Scan the entries below. List each line with "ylabel".

Data entries
* begin *
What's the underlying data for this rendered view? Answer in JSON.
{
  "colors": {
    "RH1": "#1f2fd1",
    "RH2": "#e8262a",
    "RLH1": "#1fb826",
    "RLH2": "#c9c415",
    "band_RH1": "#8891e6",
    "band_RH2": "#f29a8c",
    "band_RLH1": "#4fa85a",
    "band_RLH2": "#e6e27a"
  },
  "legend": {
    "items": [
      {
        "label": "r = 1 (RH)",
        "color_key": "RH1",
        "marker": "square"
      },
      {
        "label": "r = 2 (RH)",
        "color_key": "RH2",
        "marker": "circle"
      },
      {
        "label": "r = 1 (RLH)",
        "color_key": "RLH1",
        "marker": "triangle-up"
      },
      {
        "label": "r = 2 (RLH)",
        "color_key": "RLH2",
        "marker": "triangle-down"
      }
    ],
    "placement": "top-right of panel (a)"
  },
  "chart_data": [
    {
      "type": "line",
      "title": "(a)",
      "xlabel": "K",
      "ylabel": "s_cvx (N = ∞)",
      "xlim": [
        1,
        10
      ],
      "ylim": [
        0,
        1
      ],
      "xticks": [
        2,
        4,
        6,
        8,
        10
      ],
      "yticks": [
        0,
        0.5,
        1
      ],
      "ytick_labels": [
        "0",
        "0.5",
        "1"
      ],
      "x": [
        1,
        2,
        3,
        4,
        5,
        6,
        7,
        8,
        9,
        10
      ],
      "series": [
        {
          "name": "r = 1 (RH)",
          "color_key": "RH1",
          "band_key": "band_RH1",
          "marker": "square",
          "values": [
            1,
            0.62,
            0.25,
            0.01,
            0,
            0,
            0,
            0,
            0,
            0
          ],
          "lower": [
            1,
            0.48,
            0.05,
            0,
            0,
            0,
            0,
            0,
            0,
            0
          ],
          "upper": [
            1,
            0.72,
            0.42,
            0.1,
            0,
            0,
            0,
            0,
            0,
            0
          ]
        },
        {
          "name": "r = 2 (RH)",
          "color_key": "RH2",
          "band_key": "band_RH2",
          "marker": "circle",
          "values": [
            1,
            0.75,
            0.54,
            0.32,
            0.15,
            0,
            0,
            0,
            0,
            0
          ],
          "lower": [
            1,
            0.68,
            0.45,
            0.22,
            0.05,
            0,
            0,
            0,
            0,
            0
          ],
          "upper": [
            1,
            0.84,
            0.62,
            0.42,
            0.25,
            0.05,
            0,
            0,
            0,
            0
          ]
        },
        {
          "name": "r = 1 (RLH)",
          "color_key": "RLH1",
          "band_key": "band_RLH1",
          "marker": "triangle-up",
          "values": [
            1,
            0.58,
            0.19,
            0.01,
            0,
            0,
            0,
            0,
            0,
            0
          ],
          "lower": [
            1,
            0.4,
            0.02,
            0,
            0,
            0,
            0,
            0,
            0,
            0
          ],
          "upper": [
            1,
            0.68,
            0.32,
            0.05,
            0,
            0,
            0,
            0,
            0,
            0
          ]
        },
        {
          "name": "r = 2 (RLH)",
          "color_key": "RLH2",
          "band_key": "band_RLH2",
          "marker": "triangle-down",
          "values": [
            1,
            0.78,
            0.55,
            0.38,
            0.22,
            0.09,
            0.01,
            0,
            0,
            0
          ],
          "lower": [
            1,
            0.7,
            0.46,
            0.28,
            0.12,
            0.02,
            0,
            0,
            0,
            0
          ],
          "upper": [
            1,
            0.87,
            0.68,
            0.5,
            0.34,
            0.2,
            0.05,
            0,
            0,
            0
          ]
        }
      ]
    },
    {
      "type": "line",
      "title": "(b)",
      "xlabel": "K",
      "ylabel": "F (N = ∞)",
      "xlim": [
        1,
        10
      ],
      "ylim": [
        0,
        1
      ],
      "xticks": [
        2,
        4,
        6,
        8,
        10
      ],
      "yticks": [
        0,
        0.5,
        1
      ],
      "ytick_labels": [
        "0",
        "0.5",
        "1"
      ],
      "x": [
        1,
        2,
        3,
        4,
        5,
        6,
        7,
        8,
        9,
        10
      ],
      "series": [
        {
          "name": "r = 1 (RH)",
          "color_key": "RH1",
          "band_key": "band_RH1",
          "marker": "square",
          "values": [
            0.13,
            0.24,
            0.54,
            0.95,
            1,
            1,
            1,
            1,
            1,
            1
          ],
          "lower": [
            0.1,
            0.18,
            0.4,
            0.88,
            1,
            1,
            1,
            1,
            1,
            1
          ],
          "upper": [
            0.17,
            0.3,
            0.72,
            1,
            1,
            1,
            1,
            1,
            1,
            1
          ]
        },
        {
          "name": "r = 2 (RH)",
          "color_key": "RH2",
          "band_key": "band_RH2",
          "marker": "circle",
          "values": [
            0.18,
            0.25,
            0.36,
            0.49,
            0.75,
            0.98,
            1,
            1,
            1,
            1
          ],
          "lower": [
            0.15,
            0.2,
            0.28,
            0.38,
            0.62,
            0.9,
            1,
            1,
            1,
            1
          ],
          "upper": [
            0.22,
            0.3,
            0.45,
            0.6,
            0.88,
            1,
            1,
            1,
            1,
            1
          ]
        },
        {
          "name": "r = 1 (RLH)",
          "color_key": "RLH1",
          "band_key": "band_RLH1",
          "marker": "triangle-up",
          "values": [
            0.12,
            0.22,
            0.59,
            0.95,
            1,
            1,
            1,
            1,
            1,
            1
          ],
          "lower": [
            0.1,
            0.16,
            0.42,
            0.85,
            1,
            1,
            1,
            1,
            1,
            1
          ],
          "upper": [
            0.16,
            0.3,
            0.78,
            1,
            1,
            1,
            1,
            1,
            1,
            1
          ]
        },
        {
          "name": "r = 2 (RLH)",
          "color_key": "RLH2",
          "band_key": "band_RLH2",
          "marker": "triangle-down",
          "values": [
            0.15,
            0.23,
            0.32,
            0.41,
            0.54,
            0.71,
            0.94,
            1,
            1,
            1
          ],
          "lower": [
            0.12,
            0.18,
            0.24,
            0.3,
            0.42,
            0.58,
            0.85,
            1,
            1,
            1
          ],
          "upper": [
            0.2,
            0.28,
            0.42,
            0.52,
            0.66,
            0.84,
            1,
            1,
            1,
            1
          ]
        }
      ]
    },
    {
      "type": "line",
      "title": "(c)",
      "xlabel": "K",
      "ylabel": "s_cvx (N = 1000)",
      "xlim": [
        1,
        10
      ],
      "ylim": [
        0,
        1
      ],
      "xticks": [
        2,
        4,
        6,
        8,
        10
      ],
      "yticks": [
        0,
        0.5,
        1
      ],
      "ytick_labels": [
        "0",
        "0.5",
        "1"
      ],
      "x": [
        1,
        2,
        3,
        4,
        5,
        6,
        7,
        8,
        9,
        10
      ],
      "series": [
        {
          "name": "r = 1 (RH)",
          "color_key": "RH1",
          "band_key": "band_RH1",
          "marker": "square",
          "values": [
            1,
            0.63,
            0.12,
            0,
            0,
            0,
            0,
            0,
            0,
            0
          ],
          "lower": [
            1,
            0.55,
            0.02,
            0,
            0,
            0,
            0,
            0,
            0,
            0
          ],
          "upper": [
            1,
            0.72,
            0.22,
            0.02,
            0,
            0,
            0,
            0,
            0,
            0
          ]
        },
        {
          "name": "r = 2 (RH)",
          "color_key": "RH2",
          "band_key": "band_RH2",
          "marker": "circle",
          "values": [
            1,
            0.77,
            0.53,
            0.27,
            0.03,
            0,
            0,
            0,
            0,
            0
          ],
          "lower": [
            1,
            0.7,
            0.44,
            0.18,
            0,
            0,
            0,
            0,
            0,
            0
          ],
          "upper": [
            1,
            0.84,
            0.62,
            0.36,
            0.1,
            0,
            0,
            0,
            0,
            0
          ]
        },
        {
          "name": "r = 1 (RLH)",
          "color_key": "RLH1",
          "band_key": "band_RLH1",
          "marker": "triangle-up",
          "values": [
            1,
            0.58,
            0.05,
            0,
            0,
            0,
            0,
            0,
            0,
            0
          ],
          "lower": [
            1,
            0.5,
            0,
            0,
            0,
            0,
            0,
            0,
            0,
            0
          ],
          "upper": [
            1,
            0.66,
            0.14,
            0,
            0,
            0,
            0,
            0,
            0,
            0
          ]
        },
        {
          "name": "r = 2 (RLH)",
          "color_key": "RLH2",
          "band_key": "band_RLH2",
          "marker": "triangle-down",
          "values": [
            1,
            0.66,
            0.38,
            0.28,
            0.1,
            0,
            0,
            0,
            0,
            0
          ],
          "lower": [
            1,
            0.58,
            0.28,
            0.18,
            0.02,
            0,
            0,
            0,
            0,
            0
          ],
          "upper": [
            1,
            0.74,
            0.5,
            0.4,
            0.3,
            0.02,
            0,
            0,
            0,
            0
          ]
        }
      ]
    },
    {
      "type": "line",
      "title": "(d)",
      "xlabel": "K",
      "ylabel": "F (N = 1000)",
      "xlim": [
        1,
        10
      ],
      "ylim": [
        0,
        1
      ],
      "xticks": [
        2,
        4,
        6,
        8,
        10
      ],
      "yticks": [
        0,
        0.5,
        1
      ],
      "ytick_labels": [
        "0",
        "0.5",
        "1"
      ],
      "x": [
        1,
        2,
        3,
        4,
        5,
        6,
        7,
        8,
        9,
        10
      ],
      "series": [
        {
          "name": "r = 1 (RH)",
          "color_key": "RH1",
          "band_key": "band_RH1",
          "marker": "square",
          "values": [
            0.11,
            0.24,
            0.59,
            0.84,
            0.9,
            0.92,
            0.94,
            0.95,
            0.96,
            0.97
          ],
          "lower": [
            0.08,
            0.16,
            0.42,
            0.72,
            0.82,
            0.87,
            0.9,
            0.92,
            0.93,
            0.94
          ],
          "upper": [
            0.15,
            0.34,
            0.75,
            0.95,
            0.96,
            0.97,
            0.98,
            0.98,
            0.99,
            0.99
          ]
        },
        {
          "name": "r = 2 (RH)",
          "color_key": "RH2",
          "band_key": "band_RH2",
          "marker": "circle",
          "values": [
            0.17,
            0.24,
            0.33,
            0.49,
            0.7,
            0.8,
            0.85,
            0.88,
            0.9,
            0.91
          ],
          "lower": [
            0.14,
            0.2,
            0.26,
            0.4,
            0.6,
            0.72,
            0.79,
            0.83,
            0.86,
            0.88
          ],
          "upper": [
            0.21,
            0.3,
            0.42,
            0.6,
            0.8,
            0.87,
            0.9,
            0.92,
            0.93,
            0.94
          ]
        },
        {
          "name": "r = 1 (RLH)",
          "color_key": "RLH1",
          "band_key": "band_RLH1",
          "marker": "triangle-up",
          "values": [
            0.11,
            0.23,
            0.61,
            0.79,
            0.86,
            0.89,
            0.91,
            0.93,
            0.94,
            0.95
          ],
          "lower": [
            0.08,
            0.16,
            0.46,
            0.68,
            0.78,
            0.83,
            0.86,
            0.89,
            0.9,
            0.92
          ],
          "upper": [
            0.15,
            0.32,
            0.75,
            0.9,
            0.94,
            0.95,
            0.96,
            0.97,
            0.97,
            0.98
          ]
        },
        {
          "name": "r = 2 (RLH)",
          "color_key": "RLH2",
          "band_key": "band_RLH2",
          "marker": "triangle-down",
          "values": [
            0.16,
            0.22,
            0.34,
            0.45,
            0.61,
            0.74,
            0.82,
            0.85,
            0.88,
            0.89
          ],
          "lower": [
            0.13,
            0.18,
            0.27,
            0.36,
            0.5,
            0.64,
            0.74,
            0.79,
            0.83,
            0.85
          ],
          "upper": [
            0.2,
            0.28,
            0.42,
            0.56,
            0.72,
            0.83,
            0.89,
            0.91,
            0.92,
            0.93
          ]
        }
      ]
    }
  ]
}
* end *
◆ SOLVED EXERCISE:
      "ylabel": "s_cvx (N = ∞)",
      "ylabel": "F (N = ∞)",
      "ylabel": "s_cvx (N = 1000)",
      "ylabel": "F (N = 1000)",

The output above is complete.